Dataset entries.
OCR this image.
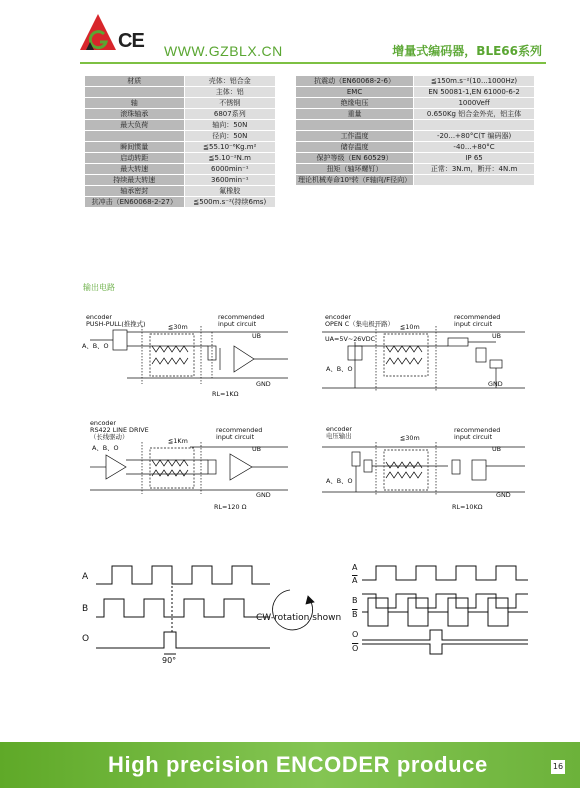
CE WWW.GZBLX.CN	增量式编码器，BLE66系列
材质	壳体：铝合金
	主体：铝
轴	不锈钢
滚珠轴承	6807系列
最大负荷	轴向：50N
	径向：50N
瞬间惯量	≦55.10⁻⁶Kg.m²
启动转距	≦5.10⁻²N.m
最大转速	6000min⁻¹
持续最大转速	3600min⁻¹
轴承密封	氟橡胶
抗冲击（EN60068-2-27）	≦500m.s⁻²(持续6ms)
抗震动（EN60068-2-6）	≦150m.s⁻²(10...1000Hz)
EMC	EN 50081-1,EN 61000-6-2
绝缘电压	1000Veff
重量	0.650Kg 铝合金外壳，铝主体

工作温度	-20...+80°C(T 编码器)
储存温度	-40...+80°C
保护等级（EN 60529）	IP 65
扭矩（轴环螺钉）	正常：3N.m，断开：4N.m
理论机械寿命10⁹转（F轴向/F径向）	
输出电路
encoder
PUSH-PULL(推挽式)	≦30m
recommended
input circuit
UB
A、B、O
GND
RL=1KΩ
encoder
OPEN C（集电极开路） ≦10m
recommended
input circuit
UA=5V~26VDC	UB
A、B、O
GND
encoder
RS422 LINE DRIVE
（长线驱动）	≦1Km
recommended
input circuit
UB
A、B、O
GND
RL=120 Ω
encoder
电压输出	≦30m
recommended
input circuit
UB
A、B、O
GND
RL=10KΩ
A
B
O
90°
CW-rotation shown
A
$\overline{A}$
B
$\overline{B}$
O
$\overline{O}$
High precision ENCODER produce	16
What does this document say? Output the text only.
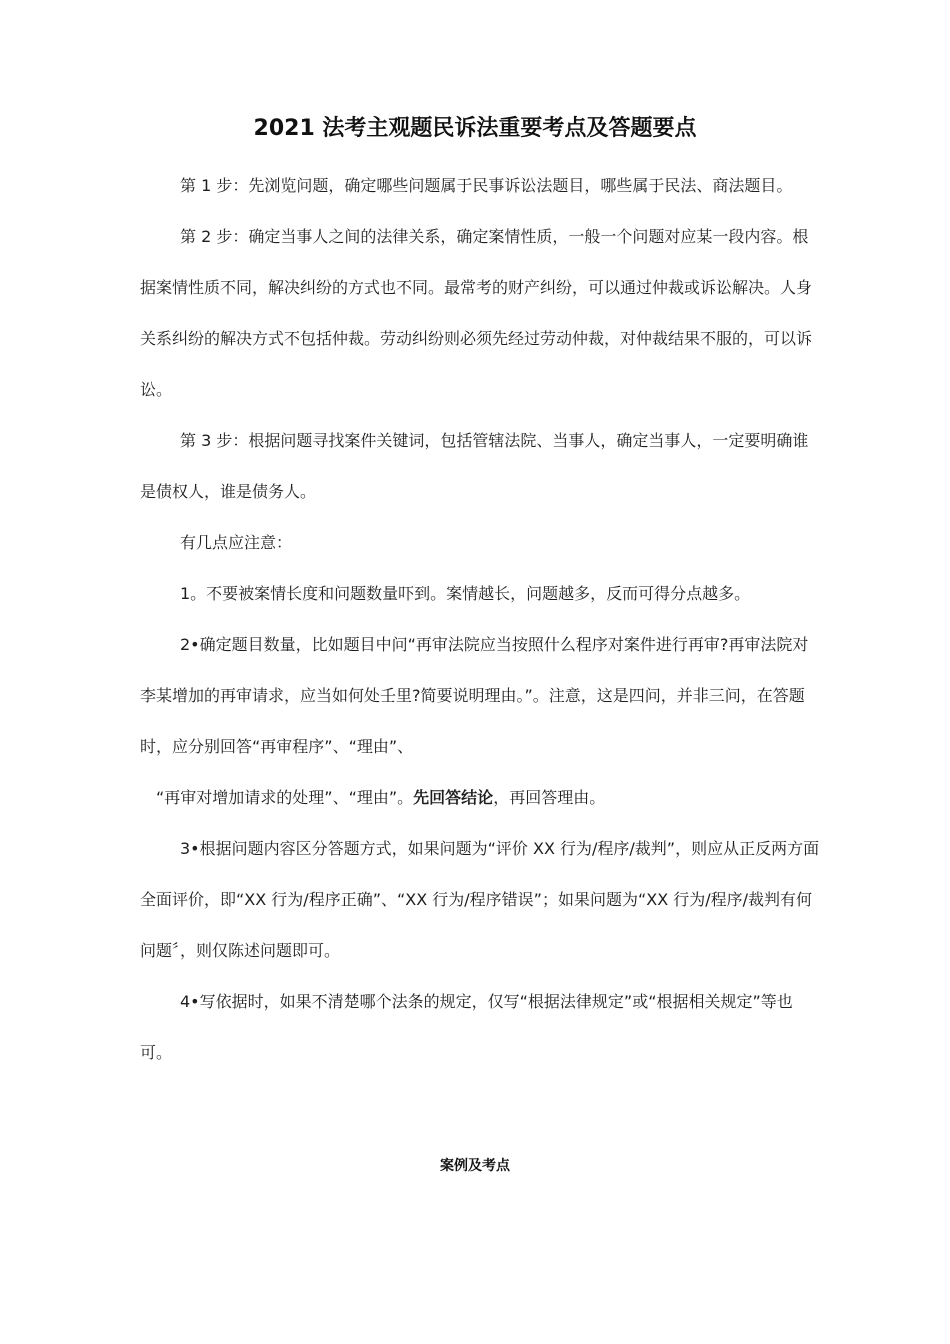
2021 法考主观题民诉法重要考点及答题要点

第 1 步：先浏览问题，确定哪些问题属于民事诉讼法题目，哪些属于民法、商法题目。

第 2 步：确定当事人之间的法律关系，确定案情性质，一般一个问题对应某一段内容。根据案情性质不同，解决纠纷的方式也不同。最常考的财产纠纷，可以通过仲裁或诉讼解决。人身关系纠纷的解决方式不包括仲裁。劳动纠纷则必须先经过劳动仲裁，对仲裁结果不服的，可以诉讼。

第 3 步：根据问题寻找案件关键词，包括管辖法院、当事人，确定当事人，一定要明确谁是债权人，谁是债务人。

有几点应注意：

1。不要被案情长度和问题数量吓到。案情越长，问题越多，反而可得分点越多。

2•确定题目数量，比如题目中问“再审法院应当按照什么程序对案件进行再审?再审法院对李某增加的再审请求，应当如何处壬里?简要说明理由。”。注意，这是四问，并非三问，在答题时，应分别回答“再审程序”、“理由”、

“再审对增加请求的处理”、“理由”。先回答结论，再回答理由。

3•根据问题内容区分答题方式，如果问题为“评价 XX 行为/程序/裁判”，则应从正反两方面全面评价，即“XX 行为/程序正确”、“XX 行为/程序错误”；如果问题为“XX 行为/程序/裁判有何问题〞，则仅陈述问题即可。

4•写依据时，如果不清楚哪个法条的规定，仅写“根据法律规定”或“根据相关规定”等也可。

案例及考点
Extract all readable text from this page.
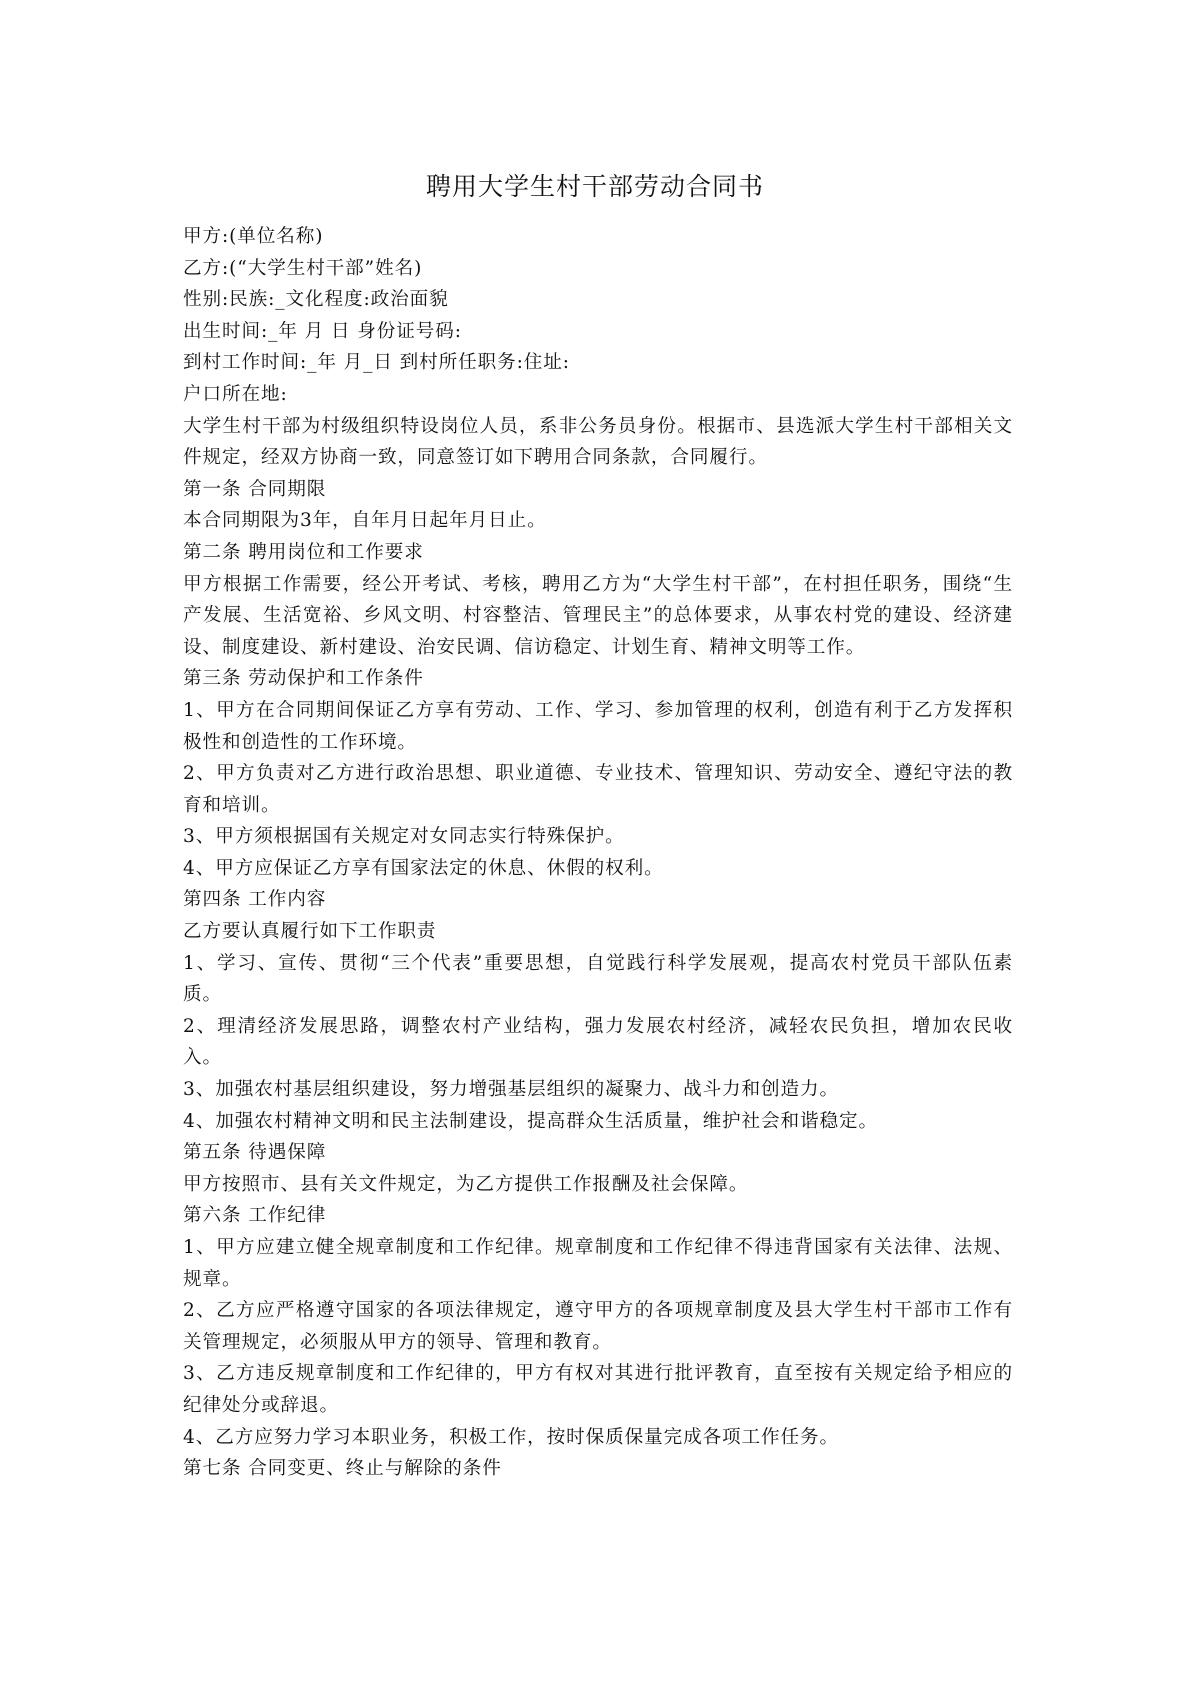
聘用大学生村干部劳动合同书

甲方:(单位名称)

乙方:(“大学生村干部”姓名)

性别:民族:_文化程度:政治面貌

出生时间:_年 月 日 身份证号码:

到村工作时间:_年 月_日 到村所任职务:住址:

户口所在地:

大学生村干部为村级组织特设岗位人员，系非公务员身份。根据市、县选派大学生村干部相关文件规定，经双方协商一致，同意签订如下聘用合同条款，合同履行。

第一条 合同期限

本合同期限为3年，自年月日起年月日止。

第二条 聘用岗位和工作要求

甲方根据工作需要，经公开考试、考核，聘用乙方为“大学生村干部”，在村担任职务，围绕“生产发展、生活宽裕、乡风文明、村容整洁、管理民主”的总体要求，从事农村党的建设、经济建设、制度建设、新村建设、治安民调、信访稳定、计划生育、精神文明等工作。

第三条 劳动保护和工作条件

1、甲方在合同期间保证乙方享有劳动、工作、学习、参加管理的权利，创造有利于乙方发挥积极性和创造性的工作环境。

2、甲方负责对乙方进行政治思想、职业道德、专业技术、管理知识、劳动安全、遵纪守法的教育和培训。

3、甲方须根据国有关规定对女同志实行特殊保护。

4、甲方应保证乙方享有国家法定的休息、休假的权利。

第四条 工作内容

乙方要认真履行如下工作职责

1、学习、宣传、贯彻“三个代表”重要思想，自觉践行科学发展观，提高农村党员干部队伍素质。

2、理清经济发展思路，调整农村产业结构，强力发展农村经济，减轻农民负担，增加农民收入。

3、加强农村基层组织建设，努力增强基层组织的凝聚力、战斗力和创造力。

4、加强农村精神文明和民主法制建设，提高群众生活质量，维护社会和谐稳定。

第五条 待遇保障

甲方按照市、县有关文件规定，为乙方提供工作报酬及社会保障。

第六条 工作纪律

1、甲方应建立健全规章制度和工作纪律。规章制度和工作纪律不得违背国家有关法律、法规、规章。

2、乙方应严格遵守国家的各项法律规定，遵守甲方的各项规章制度及县大学生村干部市工作有关管理规定，必须服从甲方的领导、管理和教育。

3、乙方违反规章制度和工作纪律的，甲方有权对其进行批评教育，直至按有关规定给予相应的纪律处分或辞退。

4、乙方应努力学习本职业务，积极工作，按时保质保量完成各项工作任务。

第七条 合同变更、终止与解除的条件
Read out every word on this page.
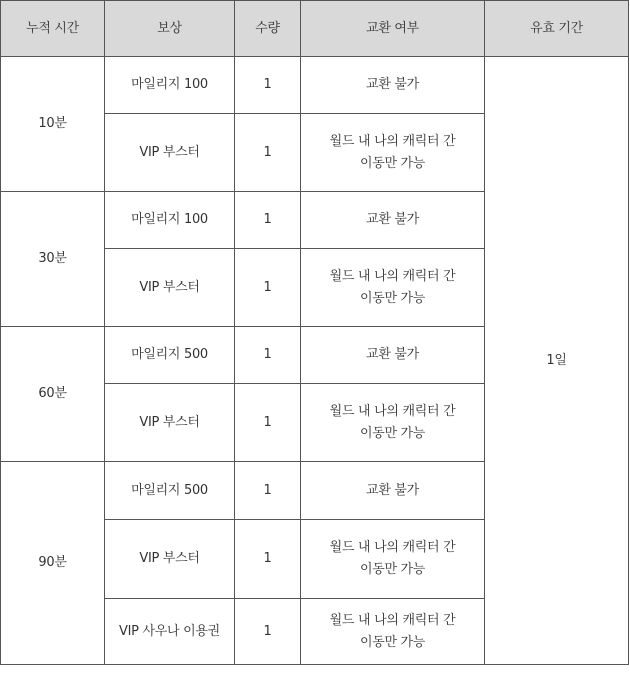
누적 시간	보상	수량	교환 여부	유효 기간
10분	마일리지 100	1	교환 불가	1일
	VIP 부스터	1	월드 내 나의 캐릭터 간
이동만 가능	

30분	마일리지 100	1	교환 불가	

	VIP 부스터	1	월드 내 나의 캐릭터 간
이동만 가능	

60분	마일리지 500	1	교환 불가	

	VIP 부스터	1	월드 내 나의 캐릭터 간
이동만 가능	

90분	마일리지 500	1	교환 불가	

	VIP 부스터	1	월드 내 나의 캐릭터 간
이동만 가능	

	VIP 사우나 이용권	1	월드 내 나의 캐릭터 간
이동만 가능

WHAT YOU SHOULD DO. Output the line that contains "Read out every word on this page." and every subsequent line through the end of the entries, exactly as given, without pictures.

SOLUTION FOR THIS PROBLEM.
Read out every word on this page.
누적 시간	보상	수량	교환 여부	유효 기간
10분	마일리지 100	1	교환 불가	1일
	VIP 부스터	1	월드 내 나의 캐릭터 간
이동만 가능	

30분	마일리지 100	1	교환 불가	

	VIP 부스터	1	월드 내 나의 캐릭터 간
이동만 가능	

60분	마일리지 500	1	교환 불가	

	VIP 부스터	1	월드 내 나의 캐릭터 간
이동만 가능	

90분	마일리지 500	1	교환 불가	

	VIP 부스터	1	월드 내 나의 캐릭터 간
이동만 가능	

	VIP 사우나 이용권	1	월드 내 나의 캐릭터 간
이동만 가능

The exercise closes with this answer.